--- Given instruction ---
State how many lines in the records hold the word "msteam", giving the number and no other text.

(Stored data entries)
--------------------------------------------------
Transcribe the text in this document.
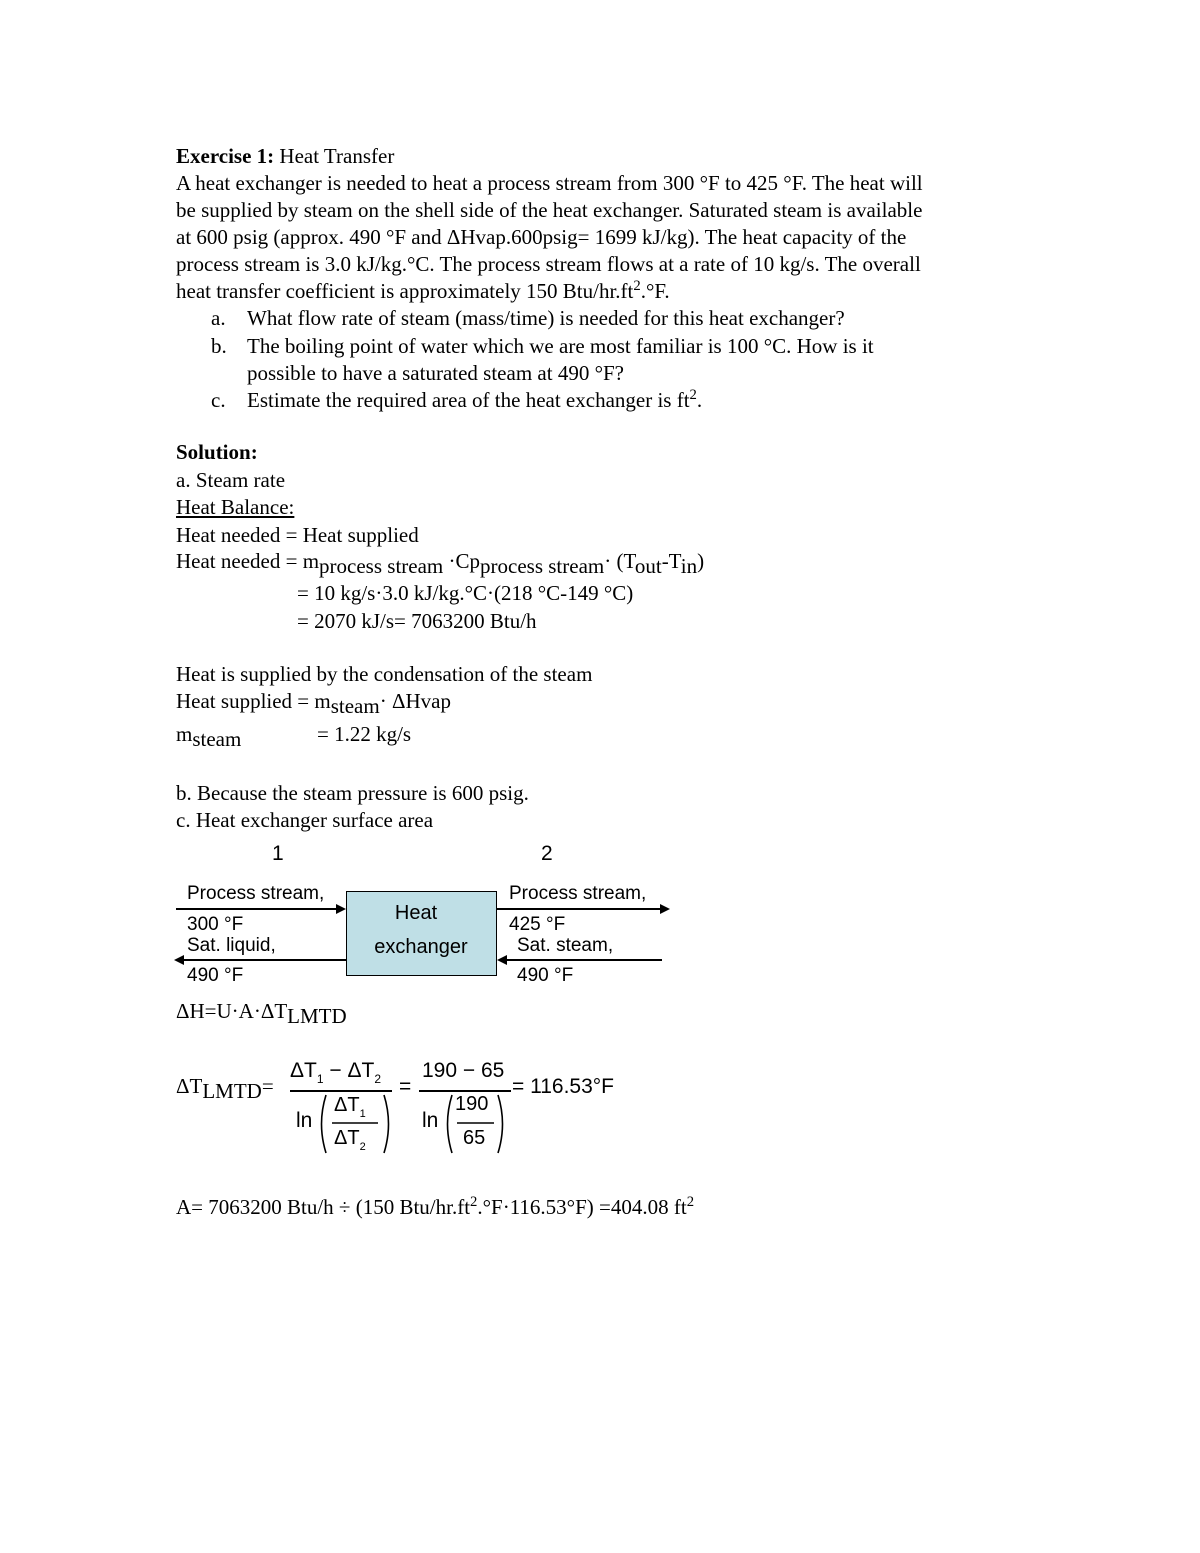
Exercise 1: Heat Transfer
A heat exchanger is needed to heat a process stream from 300 °F to 425 °F. The heat will
be supplied by steam on the shell side of the heat exchanger. Saturated steam is available
at 600 psig (approx. 490 °F and ΔHvap.600psig= 1699 kJ/kg). The heat capacity of the
process stream is 3.0 kJ/kg.°C. The process stream flows at a rate of 10 kg/s. The overall
heat transfer coefficient is approximately 150 Btu/$hr.ft^2.^\circ F$.
a. What flow rate of steam (mass/time) is needed for this heat exchanger?
b. The boiling point of water which we are most familiar is 100 °C. How is it
possible to have a saturated steam at 490 °F?
c. Estimate the required area of the heat exchanger is $ft^2$.
Solution:
a. Steam rate
Heat Balance:
Heat needed = Heat supplied
Heat needed = mprocess stream ·Cpprocess stream· (Tout-Tin)
= 10 kg/s·3.0 kJ/kg.°C·(218 °C-149 °C)
= 2070 kJ/s= 7063200 Btu/h
Heat is supplied by the condensation of the steam
Heat supplied = msteam· ΔHvap
msteam	= 1.22 kg/s
b. Because the steam pressure is 600 psig.
c. Heat exchanger surface area
1	2
Heat
exchanger
Process stream,
300 °F
Sat. liquid,
490 °F
Process stream,
425 °F
Sat. steam,
490 °F
ΔH=U·A·ΔTLMTD
ΔTLMTD=
$\Delta T_1 - \Delta T_2$
ln
$\Delta T_1$
$\Delta T_2$
=
190 − 65
ln
190
65
= 116.53°F
A= 7063200 Btu/h ÷ (150 Btu/$hr.ft^2.^\circ F\cdot 116.53^\circ F) =404.08$ $ft^2$
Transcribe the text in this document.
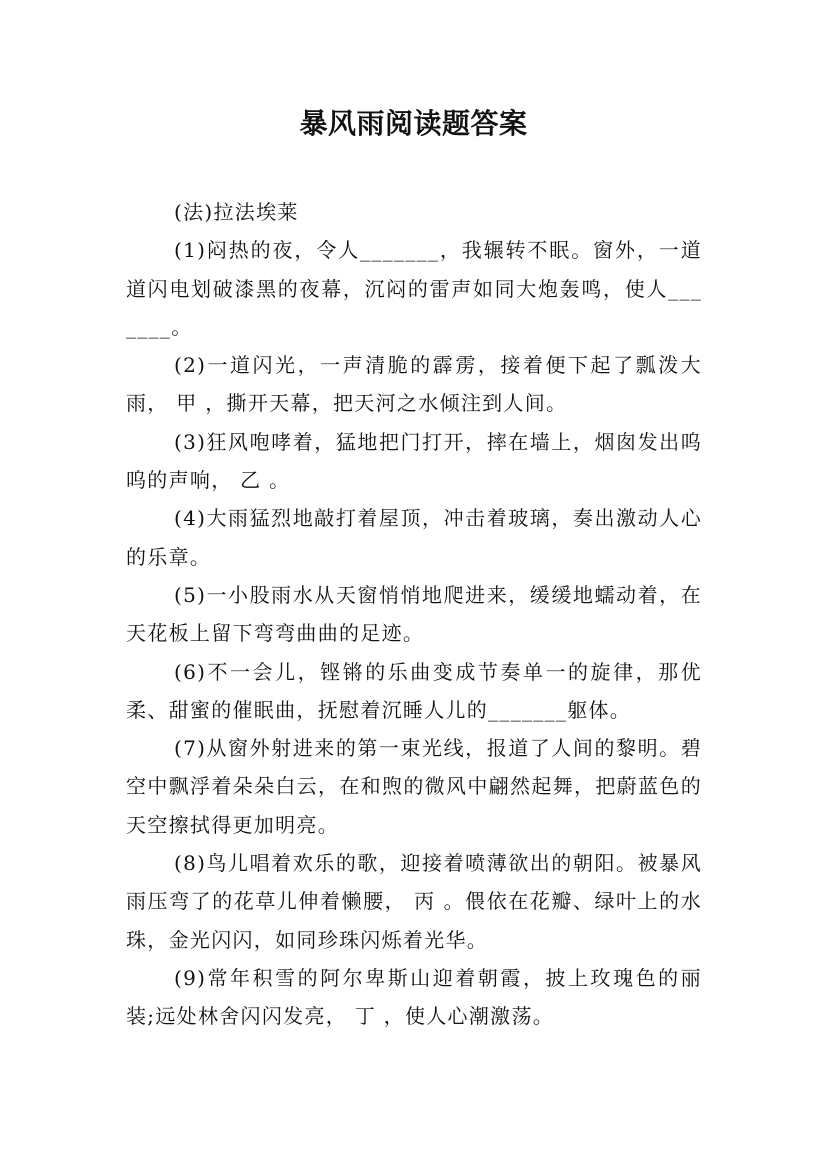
暴风雨阅读题答案

(法)拉法埃莱

(1)闷热的夜，令人_______，我辗转不眠。窗外，一道道闪电划破漆黑的夜幕，沉闷的雷声如同大炮轰鸣，使人_______。

(2)一道闪光，一声清脆的霹雳，接着便下起了瓢泼大雨， 甲 ，撕开天幕，把天河之水倾注到人间。

(3)狂风咆哮着，猛地把门打开，摔在墙上，烟囱发出呜呜的声响， 乙 。

(4)大雨猛烈地敲打着屋顶，冲击着玻璃，奏出激动人心的乐章。

(5)一小股雨水从天窗悄悄地爬进来，缓缓地蠕动着，在天花板上留下弯弯曲曲的足迹。

(6)不一会儿，铿锵的乐曲变成节奏单一的旋律，那优柔、甜蜜的催眠曲，抚慰着沉睡人儿的_______躯体。

(7)从窗外射进来的第一束光线，报道了人间的黎明。碧空中飘浮着朵朵白云，在和煦的微风中翩然起舞，把蔚蓝色的天空擦拭得更加明亮。

(8)鸟儿唱着欢乐的歌，迎接着喷薄欲出的朝阳。被暴风雨压弯了的花草儿伸着懒腰， 丙 。偎依在花瓣、绿叶上的水珠，金光闪闪，如同珍珠闪烁着光华。

(9)常年积雪的阿尔卑斯山迎着朝霞，披上玫瑰色的丽装;远处林舍闪闪发亮， 丁 ，使人心潮激荡。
--------------------------------------------------
--- Exercise solution ---
2